### EXERCISE AIM:
Repeat each entry as written, dropping any picture you find.

### MATERIAL SHOWN:

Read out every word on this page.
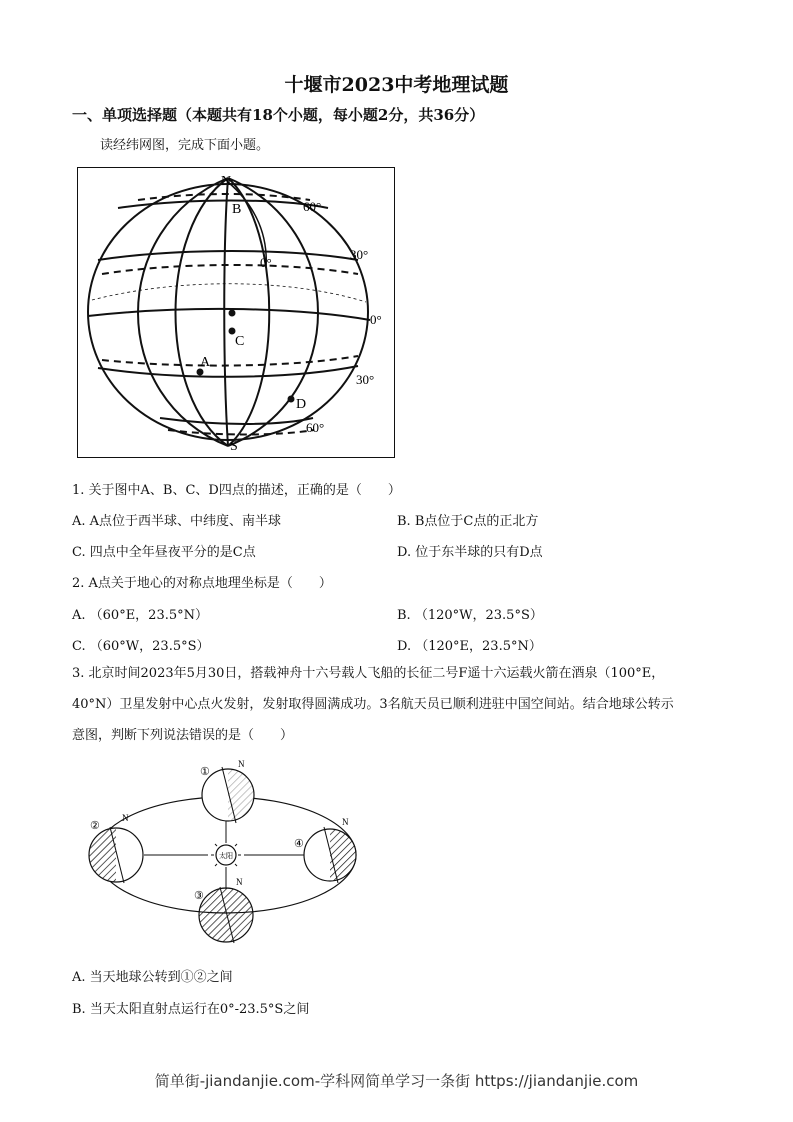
十堰市2023中考地理试题
一、单项选择题（本题共有18个小题，每小题2分，共36分）
读经纬网图，完成下面小题。
N
B
C
A
D
S
60°
30°
0°
30°
60°
0°
1. 关于图中A、B、C、D四点的描述，正确的是（　　）
A. A点位于西半球、中纬度、南半球	B. B点位于C点的正北方
C. 四点中全年昼夜平分的是C点	D. 位于东半球的只有D点
2. A点关于地心的对称点地理坐标是（　　）
A. （60°E，23.5°N）	B. （120°W，23.5°S）
C. （60°W，23.5°S）	D. （120°E，23.5°N）
3. 北京时间2023年5月30日，搭载神舟十六号载人飞船的长征二号F遥十六运载火箭在酒泉（100°E，
40°N）卫星发射中心点火发射，发射取得圆满成功。3名航天员已顺利进驻中国空间站。结合地球公转示
意图，判断下列说法错误的是（　　）
太阳
①
N
②
N
④
N
③
N
A. 当天地球公转到①②之间
B. 当天太阳直射点运行在0°-23.5°S之间
简单街-jiandanjie.com-学科网简单学习一条街 https://jiandanjie.com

### RESPONSE BELOW:
Read out every word on this page.
十堰市2023中考地理试题
一、单项选择题（本题共有18个小题，每小题2分，共36分）
读经纬网图，完成下面小题。
N
B
C
A
D
S
60°
30°
0°
30°
60°
0°
1. 关于图中A、B、C、D四点的描述，正确的是（　　）
A. A点位于西半球、中纬度、南半球	B. B点位于C点的正北方
C. 四点中全年昼夜平分的是C点	D. 位于东半球的只有D点
2. A点关于地心的对称点地理坐标是（　　）
A. （60°E，23.5°N）	B. （120°W，23.5°S）
C. （60°W，23.5°S）	D. （120°E，23.5°N）
3. 北京时间2023年5月30日，搭载神舟十六号载人飞船的长征二号F遥十六运载火箭在酒泉（100°E，
40°N）卫星发射中心点火发射，发射取得圆满成功。3名航天员已顺利进驻中国空间站。结合地球公转示
意图，判断下列说法错误的是（　　）
太阳
①
N
②
N
④
N
③
N
A. 当天地球公转到①②之间
B. 当天太阳直射点运行在0°-23.5°S之间
简单街-jiandanjie.com-学科网简单学习一条街 https://jiandanjie.com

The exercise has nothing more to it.